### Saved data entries
— start —
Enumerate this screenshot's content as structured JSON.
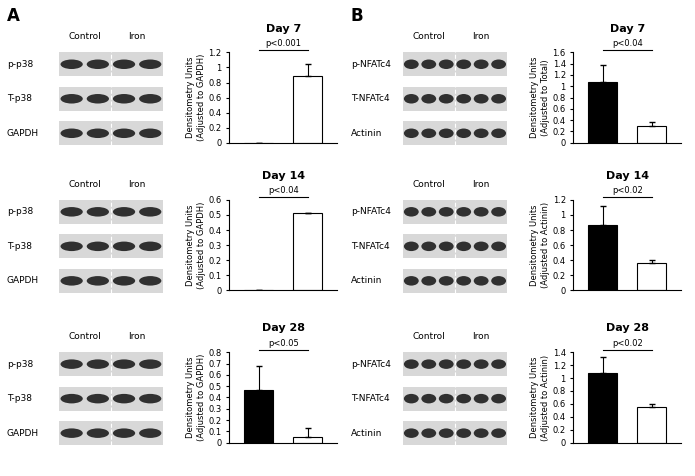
{
  "panel_labels": [
    "A",
    "B"
  ],
  "blots": [
    {
      "groups": [
        "Control",
        "Iron"
      ],
      "rows": [
        "p-p38",
        "T-p38",
        "GAPDH"
      ]
    },
    {
      "groups": [
        "Control",
        "Iron"
      ],
      "rows": [
        "p-p38",
        "T-p38",
        "GAPDH"
      ]
    },
    {
      "groups": [
        "Control",
        "Iron"
      ],
      "rows": [
        "p-p38",
        "T-p38",
        "GAPDH"
      ]
    },
    {
      "groups": [
        "Control",
        "Iron"
      ],
      "rows": [
        "p-NFATc4",
        "T-NFATc4",
        "Actinin"
      ]
    },
    {
      "groups": [
        "Control",
        "Iron"
      ],
      "rows": [
        "p-NFATc4",
        "T-NFATc4",
        "Actinin"
      ]
    },
    {
      "groups": [
        "Control",
        "Iron"
      ],
      "rows": [
        "p-NFATc4",
        "T-NFATc4",
        "Actinin"
      ]
    }
  ],
  "chart_data": [
    {
      "type": "bar",
      "title": "Day 7",
      "ylabel": "Densitometry Units\n(Adjusted to GAPDH)",
      "categories": [
        null,
        null
      ],
      "values": [
        0,
        0.88
      ],
      "errors": [
        0,
        0.17
      ],
      "colors": [
        "#000000",
        "#ffffff"
      ],
      "ylim": [
        0,
        1.2
      ],
      "yticks": [
        0,
        0.2,
        0.4,
        0.6,
        0.8,
        1,
        1.2
      ],
      "annotation": "p<0.001",
      "tick_labels": "y"
    },
    {
      "type": "bar",
      "title": "Day 14",
      "ylabel": "Densitometry Units\n(Adjusted to GAPDH)",
      "categories": [
        null,
        null
      ],
      "values": [
        0.005,
        0.51
      ],
      "errors": [
        0,
        0.005
      ],
      "colors": [
        "#000000",
        "#ffffff"
      ],
      "ylim": [
        0,
        0.6
      ],
      "yticks": [
        0,
        0.1,
        0.2,
        0.3,
        0.4,
        0.5,
        0.6
      ],
      "annotation": "p<0.04",
      "tick_labels": "y"
    },
    {
      "type": "bar",
      "title": "Day 28",
      "ylabel": "Densitometry Units\n(Adjusted to GAPDH)",
      "categories": [
        null,
        null
      ],
      "values": [
        0.47,
        0.05
      ],
      "errors": [
        0.21,
        0.08
      ],
      "colors": [
        "#000000",
        "#ffffff"
      ],
      "ylim": [
        0,
        0.8
      ],
      "yticks": [
        0,
        0.1,
        0.2,
        0.3,
        0.4,
        0.5,
        0.6,
        0.7,
        0.8
      ],
      "annotation": "p<0.05",
      "tick_labels": "y"
    },
    {
      "type": "bar",
      "title": "Day 7",
      "ylabel": "Densitometry Units\n(Adjusted to Total)",
      "categories": [
        null,
        null
      ],
      "values": [
        1.07,
        0.3
      ],
      "errors": [
        0.3,
        0.07
      ],
      "colors": [
        "#000000",
        "#ffffff"
      ],
      "ylim": [
        0,
        1.6
      ],
      "yticks": [
        0,
        0.2,
        0.4,
        0.6,
        0.8,
        1,
        1.2,
        1.4,
        1.6
      ],
      "annotation": "p<0.04",
      "tick_labels": "y"
    },
    {
      "type": "bar",
      "title": "Day 14",
      "ylabel": "Densitometry Units\n(Adjusted to Actinin)",
      "categories": [
        null,
        null
      ],
      "values": [
        0.87,
        0.36
      ],
      "errors": [
        0.25,
        0.04
      ],
      "colors": [
        "#000000",
        "#ffffff"
      ],
      "ylim": [
        0,
        1.2
      ],
      "yticks": [
        0,
        0.2,
        0.4,
        0.6,
        0.8,
        1,
        1.2
      ],
      "annotation": "p<0.02",
      "tick_labels": "y"
    },
    {
      "type": "bar",
      "title": "Day 28",
      "ylabel": "Densitometry Units\n(Adjusted to Actinin)",
      "categories": [
        null,
        null
      ],
      "values": [
        1.08,
        0.55
      ],
      "errors": [
        0.24,
        0.05
      ],
      "colors": [
        "#000000",
        "#ffffff"
      ],
      "ylim": [
        0,
        1.4
      ],
      "yticks": [
        0,
        0.2,
        0.4,
        0.6,
        0.8,
        1,
        1.2,
        1.4
      ],
      "annotation": "p<0.02",
      "tick_labels": "y"
    }
  ]
}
— end —
### What is expected
Exclude all images and restate the records above word for word.

### The answer
Enumerate this screenshot's content as structured JSON.
{
  "panel_labels": [
    "A",
    "B"
  ],
  "blots": [
    {
      "groups": [
        "Control",
        "Iron"
      ],
      "rows": [
        "p-p38",
        "T-p38",
        "GAPDH"
      ]
    },
    {
      "groups": [
        "Control",
        "Iron"
      ],
      "rows": [
        "p-p38",
        "T-p38",
        "GAPDH"
      ]
    },
    {
      "groups": [
        "Control",
        "Iron"
      ],
      "rows": [
        "p-p38",
        "T-p38",
        "GAPDH"
      ]
    },
    {
      "groups": [
        "Control",
        "Iron"
      ],
      "rows": [
        "p-NFATc4",
        "T-NFATc4",
        "Actinin"
      ]
    },
    {
      "groups": [
        "Control",
        "Iron"
      ],
      "rows": [
        "p-NFATc4",
        "T-NFATc4",
        "Actinin"
      ]
    },
    {
      "groups": [
        "Control",
        "Iron"
      ],
      "rows": [
        "p-NFATc4",
        "T-NFATc4",
        "Actinin"
      ]
    }
  ],
  "chart_data": [
    {
      "type": "bar",
      "title": "Day 7",
      "ylabel": "Densitometry Units\n(Adjusted to GAPDH)",
      "categories": [
        null,
        null
      ],
      "values": [
        0,
        0.88
      ],
      "errors": [
        0,
        0.17
      ],
      "colors": [
        "#000000",
        "#ffffff"
      ],
      "ylim": [
        0,
        1.2
      ],
      "yticks": [
        0,
        0.2,
        0.4,
        0.6,
        0.8,
        1,
        1.2
      ],
      "annotation": "p<0.001",
      "tick_labels": "y"
    },
    {
      "type": "bar",
      "title": "Day 14",
      "ylabel": "Densitometry Units\n(Adjusted to GAPDH)",
      "categories": [
        null,
        null
      ],
      "values": [
        0.005,
        0.51
      ],
      "errors": [
        0,
        0.005
      ],
      "colors": [
        "#000000",
        "#ffffff"
      ],
      "ylim": [
        0,
        0.6
      ],
      "yticks": [
        0,
        0.1,
        0.2,
        0.3,
        0.4,
        0.5,
        0.6
      ],
      "annotation": "p<0.04",
      "tick_labels": "y"
    },
    {
      "type": "bar",
      "title": "Day 28",
      "ylabel": "Densitometry Units\n(Adjusted to GAPDH)",
      "categories": [
        null,
        null
      ],
      "values": [
        0.47,
        0.05
      ],
      "errors": [
        0.21,
        0.08
      ],
      "colors": [
        "#000000",
        "#ffffff"
      ],
      "ylim": [
        0,
        0.8
      ],
      "yticks": [
        0,
        0.1,
        0.2,
        0.3,
        0.4,
        0.5,
        0.6,
        0.7,
        0.8
      ],
      "annotation": "p<0.05",
      "tick_labels": "y"
    },
    {
      "type": "bar",
      "title": "Day 7",
      "ylabel": "Densitometry Units\n(Adjusted to Total)",
      "categories": [
        null,
        null
      ],
      "values": [
        1.07,
        0.3
      ],
      "errors": [
        0.3,
        0.07
      ],
      "colors": [
        "#000000",
        "#ffffff"
      ],
      "ylim": [
        0,
        1.6
      ],
      "yticks": [
        0,
        0.2,
        0.4,
        0.6,
        0.8,
        1,
        1.2,
        1.4,
        1.6
      ],
      "annotation": "p<0.04",
      "tick_labels": "y"
    },
    {
      "type": "bar",
      "title": "Day 14",
      "ylabel": "Densitometry Units\n(Adjusted to Actinin)",
      "categories": [
        null,
        null
      ],
      "values": [
        0.87,
        0.36
      ],
      "errors": [
        0.25,
        0.04
      ],
      "colors": [
        "#000000",
        "#ffffff"
      ],
      "ylim": [
        0,
        1.2
      ],
      "yticks": [
        0,
        0.2,
        0.4,
        0.6,
        0.8,
        1,
        1.2
      ],
      "annotation": "p<0.02",
      "tick_labels": "y"
    },
    {
      "type": "bar",
      "title": "Day 28",
      "ylabel": "Densitometry Units\n(Adjusted to Actinin)",
      "categories": [
        null,
        null
      ],
      "values": [
        1.08,
        0.55
      ],
      "errors": [
        0.24,
        0.05
      ],
      "colors": [
        "#000000",
        "#ffffff"
      ],
      "ylim": [
        0,
        1.4
      ],
      "yticks": [
        0,
        0.2,
        0.4,
        0.6,
        0.8,
        1,
        1.2,
        1.4
      ],
      "annotation": "p<0.02",
      "tick_labels": "y"
    }
  ]
}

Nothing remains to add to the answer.